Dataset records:

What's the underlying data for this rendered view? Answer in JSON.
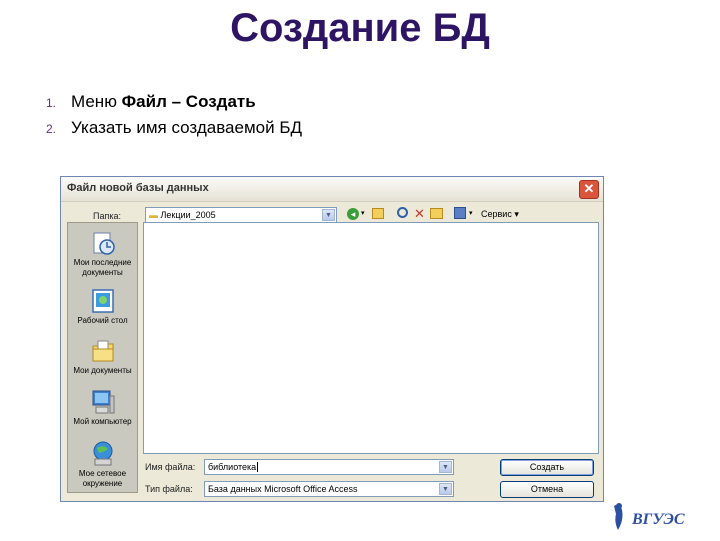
{
  "slide": {
    "title": "Создание БД",
    "steps": [
      {
        "num": "1.",
        "text_plain": "Меню ",
        "text_bold": "Файл – Создать"
      },
      {
        "num": "2.",
        "text_plain": "Указать имя создаваемой БД",
        "text_bold": ""
      }
    ]
  },
  "dialog": {
    "title": "Файл новой базы данных",
    "close_glyph": "✕",
    "folder_label": "Папка:",
    "folder_value": "Лекции_2005",
    "tools_label": "Сервис",
    "places": [
      {
        "label": "Мои последние документы",
        "icon": "recent-documents-icon"
      },
      {
        "label": "Рабочий стол",
        "icon": "desktop-icon"
      },
      {
        "label": "Мои документы",
        "icon": "my-documents-icon"
      },
      {
        "label": "Мой компьютер",
        "icon": "my-computer-icon"
      },
      {
        "label": "Мое сетевое окружение",
        "icon": "network-places-icon"
      }
    ],
    "filename_label": "Имя файла:",
    "filename_value": "библиотека",
    "filetype_label": "Тип файла:",
    "filetype_value": "База данных Microsoft Office Access",
    "create_button": "Создать",
    "cancel_button": "Отмена"
  },
  "logo": {
    "text": "ВГУЭС"
  },
  "colors": {
    "title": "#2e1563",
    "dialog_bg": "#ece9d8",
    "close": "#d9553c"
  }
}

_Stated exercise_. Repeat the records above exactly, omitting every picture.

_Response to the task_.
What's the underlying data for this rendered view? Answer in JSON.
{
  "slide": {
    "title": "Создание БД",
    "steps": [
      {
        "num": "1.",
        "text_plain": "Меню ",
        "text_bold": "Файл – Создать"
      },
      {
        "num": "2.",
        "text_plain": "Указать имя создаваемой БД",
        "text_bold": ""
      }
    ]
  },
  "dialog": {
    "title": "Файл новой базы данных",
    "close_glyph": "✕",
    "folder_label": "Папка:",
    "folder_value": "Лекции_2005",
    "tools_label": "Сервис",
    "places": [
      {
        "label": "Мои последние документы",
        "icon": "recent-documents-icon"
      },
      {
        "label": "Рабочий стол",
        "icon": "desktop-icon"
      },
      {
        "label": "Мои документы",
        "icon": "my-documents-icon"
      },
      {
        "label": "Мой компьютер",
        "icon": "my-computer-icon"
      },
      {
        "label": "Мое сетевое окружение",
        "icon": "network-places-icon"
      }
    ],
    "filename_label": "Имя файла:",
    "filename_value": "библиотека",
    "filetype_label": "Тип файла:",
    "filetype_value": "База данных Microsoft Office Access",
    "create_button": "Создать",
    "cancel_button": "Отмена"
  },
  "logo": {
    "text": "ВГУЭС"
  },
  "colors": {
    "title": "#2e1563",
    "dialog_bg": "#ece9d8",
    "close": "#d9553c"
  }
}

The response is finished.